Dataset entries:
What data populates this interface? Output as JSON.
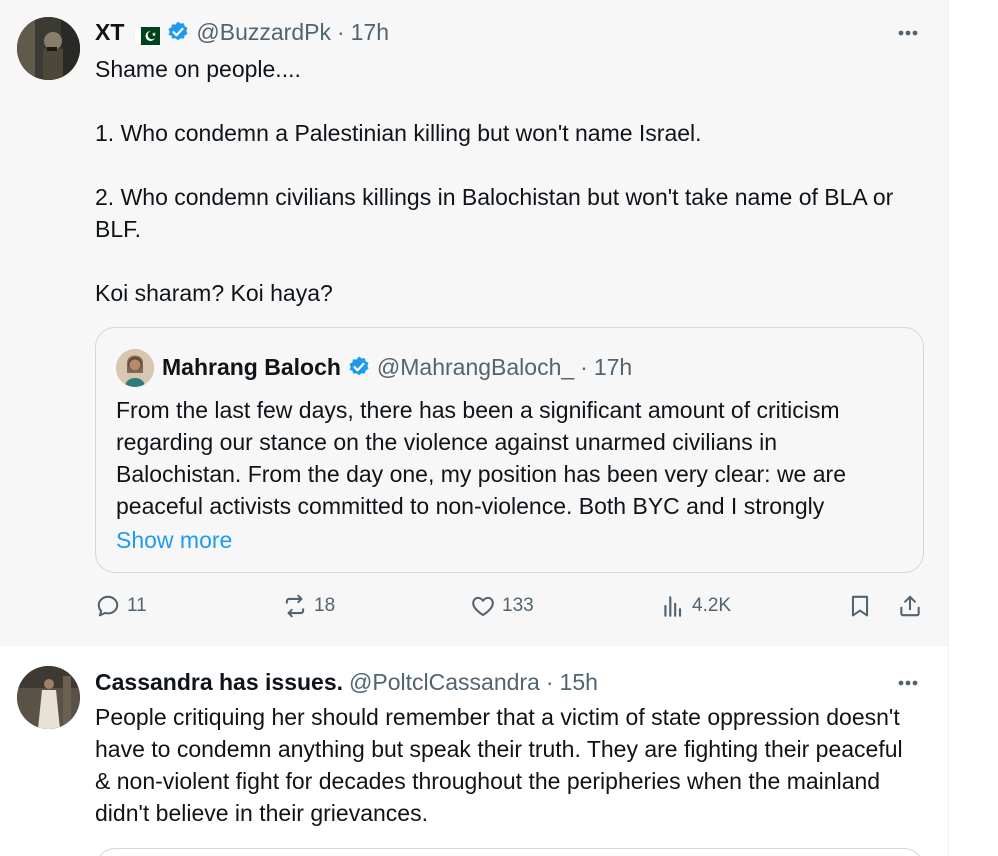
{
  "posts": [
    {
      "display_name": "XT",
      "handle": "@BuzzardPk",
      "separator": "·",
      "time": "17h",
      "text": "Shame on people....\n\n1. Who condemn a Palestinian killing but won't name Israel.\n\n2. Who condemn civilians killings in Balochistan but won't take name of BLA or BLF.\n\nKoi sharam? Koi haya?",
      "quote": {
        "display_name": "Mahrang Baloch",
        "handle": "@MahrangBaloch_",
        "separator": "·",
        "time": "17h",
        "text": "From the last few days, there has been a significant amount of criticism regarding our stance on the violence against unarmed civilians in Balochistan. From the day one, my position has been very clear: we are peaceful activists committed to non-violence. Both BYC and I strongly",
        "show_more": "Show more"
      },
      "stats": {
        "replies": "11",
        "reposts": "18",
        "likes": "133",
        "views": "4.2K"
      }
    },
    {
      "display_name": "Cassandra has issues.",
      "handle": "@PoltclCassandra",
      "separator": "·",
      "time": "15h",
      "text": "People critiquing her should remember that a victim of state oppression doesn't have to condemn anything but speak their truth. They are fighting their peaceful & non-violent fight for decades throughout the peripheries when the mainland didn't believe in their grievances."
    }
  ],
  "icons": {
    "more": "more-horizontal-icon",
    "reply": "reply-icon",
    "repost": "repost-icon",
    "like": "heart-icon",
    "views": "analytics-icon",
    "bookmark": "bookmark-icon",
    "share": "share-icon",
    "verified": "verified-badge-icon",
    "flag": "pakistan-flag-icon"
  },
  "colors": {
    "text_primary": "#0f1419",
    "text_secondary": "#536471",
    "link": "#1d9bf0",
    "verified": "#1d9bf0",
    "highlight_bg": "#f7f7f7",
    "border": "#cfd9de"
  }
}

» **THE EXERCISE**
Images must not appear in the copy; reproduce everything else in the records verbatim.

» **RESULT**
What data populates this interface? Output as JSON.
{
  "posts": [
    {
      "display_name": "XT",
      "handle": "@BuzzardPk",
      "separator": "·",
      "time": "17h",
      "text": "Shame on people....\n\n1. Who condemn a Palestinian killing but won't name Israel.\n\n2. Who condemn civilians killings in Balochistan but won't take name of BLA or BLF.\n\nKoi sharam? Koi haya?",
      "quote": {
        "display_name": "Mahrang Baloch",
        "handle": "@MahrangBaloch_",
        "separator": "·",
        "time": "17h",
        "text": "From the last few days, there has been a significant amount of criticism regarding our stance on the violence against unarmed civilians in Balochistan. From the day one, my position has been very clear: we are peaceful activists committed to non-violence. Both BYC and I strongly",
        "show_more": "Show more"
      },
      "stats": {
        "replies": "11",
        "reposts": "18",
        "likes": "133",
        "views": "4.2K"
      }
    },
    {
      "display_name": "Cassandra has issues.",
      "handle": "@PoltclCassandra",
      "separator": "·",
      "time": "15h",
      "text": "People critiquing her should remember that a victim of state oppression doesn't have to condemn anything but speak their truth. They are fighting their peaceful & non-violent fight for decades throughout the peripheries when the mainland didn't believe in their grievances."
    }
  ],
  "icons": {
    "more": "more-horizontal-icon",
    "reply": "reply-icon",
    "repost": "repost-icon",
    "like": "heart-icon",
    "views": "analytics-icon",
    "bookmark": "bookmark-icon",
    "share": "share-icon",
    "verified": "verified-badge-icon",
    "flag": "pakistan-flag-icon"
  },
  "colors": {
    "text_primary": "#0f1419",
    "text_secondary": "#536471",
    "link": "#1d9bf0",
    "verified": "#1d9bf0",
    "highlight_bg": "#f7f7f7",
    "border": "#cfd9de"
  }
}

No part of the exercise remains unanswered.